#### Directive
Which of the lines below contain the string "swatch"? Collect each of them, treating uppercase and lowercase as different.

Source records
[BEGIN]

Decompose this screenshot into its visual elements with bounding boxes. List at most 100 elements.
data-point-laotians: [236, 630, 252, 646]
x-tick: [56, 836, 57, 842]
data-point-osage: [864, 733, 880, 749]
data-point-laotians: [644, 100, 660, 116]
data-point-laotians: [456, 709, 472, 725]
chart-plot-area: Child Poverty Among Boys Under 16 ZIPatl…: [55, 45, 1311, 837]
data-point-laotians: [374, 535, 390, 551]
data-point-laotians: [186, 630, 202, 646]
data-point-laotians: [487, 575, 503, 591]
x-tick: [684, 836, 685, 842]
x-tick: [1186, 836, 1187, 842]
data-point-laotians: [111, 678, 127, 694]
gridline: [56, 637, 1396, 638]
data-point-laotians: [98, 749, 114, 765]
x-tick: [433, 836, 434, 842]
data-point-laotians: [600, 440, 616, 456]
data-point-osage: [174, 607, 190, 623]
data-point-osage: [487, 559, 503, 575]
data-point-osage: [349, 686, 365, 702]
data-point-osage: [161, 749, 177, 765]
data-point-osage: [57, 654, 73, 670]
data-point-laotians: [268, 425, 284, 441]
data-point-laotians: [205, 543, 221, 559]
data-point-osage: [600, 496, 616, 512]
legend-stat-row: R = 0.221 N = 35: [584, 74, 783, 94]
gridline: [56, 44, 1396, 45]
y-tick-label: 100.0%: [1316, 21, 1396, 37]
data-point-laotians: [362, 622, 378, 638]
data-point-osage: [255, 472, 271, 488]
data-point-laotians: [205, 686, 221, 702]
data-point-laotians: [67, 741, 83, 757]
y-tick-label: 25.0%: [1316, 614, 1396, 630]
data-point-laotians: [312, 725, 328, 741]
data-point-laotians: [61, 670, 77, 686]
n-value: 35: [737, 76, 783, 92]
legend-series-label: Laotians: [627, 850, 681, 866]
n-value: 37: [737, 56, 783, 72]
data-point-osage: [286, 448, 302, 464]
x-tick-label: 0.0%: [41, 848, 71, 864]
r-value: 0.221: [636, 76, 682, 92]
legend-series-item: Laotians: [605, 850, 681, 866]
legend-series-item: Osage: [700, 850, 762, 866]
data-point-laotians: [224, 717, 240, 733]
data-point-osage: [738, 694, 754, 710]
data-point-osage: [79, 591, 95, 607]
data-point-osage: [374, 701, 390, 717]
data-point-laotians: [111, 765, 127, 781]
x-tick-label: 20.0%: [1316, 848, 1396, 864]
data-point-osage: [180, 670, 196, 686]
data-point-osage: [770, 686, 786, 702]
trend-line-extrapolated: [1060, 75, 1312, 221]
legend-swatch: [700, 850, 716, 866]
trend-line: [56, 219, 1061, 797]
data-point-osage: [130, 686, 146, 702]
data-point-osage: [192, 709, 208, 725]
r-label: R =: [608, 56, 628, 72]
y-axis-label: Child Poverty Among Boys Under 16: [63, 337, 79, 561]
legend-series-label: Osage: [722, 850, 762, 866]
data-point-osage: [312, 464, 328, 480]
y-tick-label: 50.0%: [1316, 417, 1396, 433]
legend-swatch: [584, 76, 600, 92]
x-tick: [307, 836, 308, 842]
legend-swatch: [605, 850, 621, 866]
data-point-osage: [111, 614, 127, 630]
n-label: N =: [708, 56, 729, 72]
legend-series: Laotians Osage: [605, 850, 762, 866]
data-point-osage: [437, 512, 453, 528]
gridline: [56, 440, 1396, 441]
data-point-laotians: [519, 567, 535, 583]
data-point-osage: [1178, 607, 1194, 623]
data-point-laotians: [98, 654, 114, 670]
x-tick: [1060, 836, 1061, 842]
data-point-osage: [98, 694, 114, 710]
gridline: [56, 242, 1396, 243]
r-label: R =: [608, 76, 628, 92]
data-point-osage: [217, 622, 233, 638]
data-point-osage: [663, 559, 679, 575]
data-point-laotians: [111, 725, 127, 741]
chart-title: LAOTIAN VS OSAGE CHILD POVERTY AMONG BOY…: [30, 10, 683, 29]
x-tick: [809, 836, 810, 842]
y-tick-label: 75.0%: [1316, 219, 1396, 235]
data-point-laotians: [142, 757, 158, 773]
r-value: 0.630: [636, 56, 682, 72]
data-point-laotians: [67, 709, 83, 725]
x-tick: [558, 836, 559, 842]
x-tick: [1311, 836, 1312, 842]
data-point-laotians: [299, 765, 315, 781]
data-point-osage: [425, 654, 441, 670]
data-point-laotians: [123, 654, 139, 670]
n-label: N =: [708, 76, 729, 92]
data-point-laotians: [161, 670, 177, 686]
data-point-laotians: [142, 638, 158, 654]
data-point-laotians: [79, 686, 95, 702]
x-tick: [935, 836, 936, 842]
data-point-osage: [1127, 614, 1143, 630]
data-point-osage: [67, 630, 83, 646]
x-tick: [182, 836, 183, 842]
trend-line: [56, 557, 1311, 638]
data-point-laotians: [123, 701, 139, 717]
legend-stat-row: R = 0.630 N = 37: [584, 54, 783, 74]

[END]

#### Exercise output
legend-swatch: [700, 850, 716, 866]
legend-swatch: [584, 76, 600, 92]
legend-swatch: [605, 850, 621, 866]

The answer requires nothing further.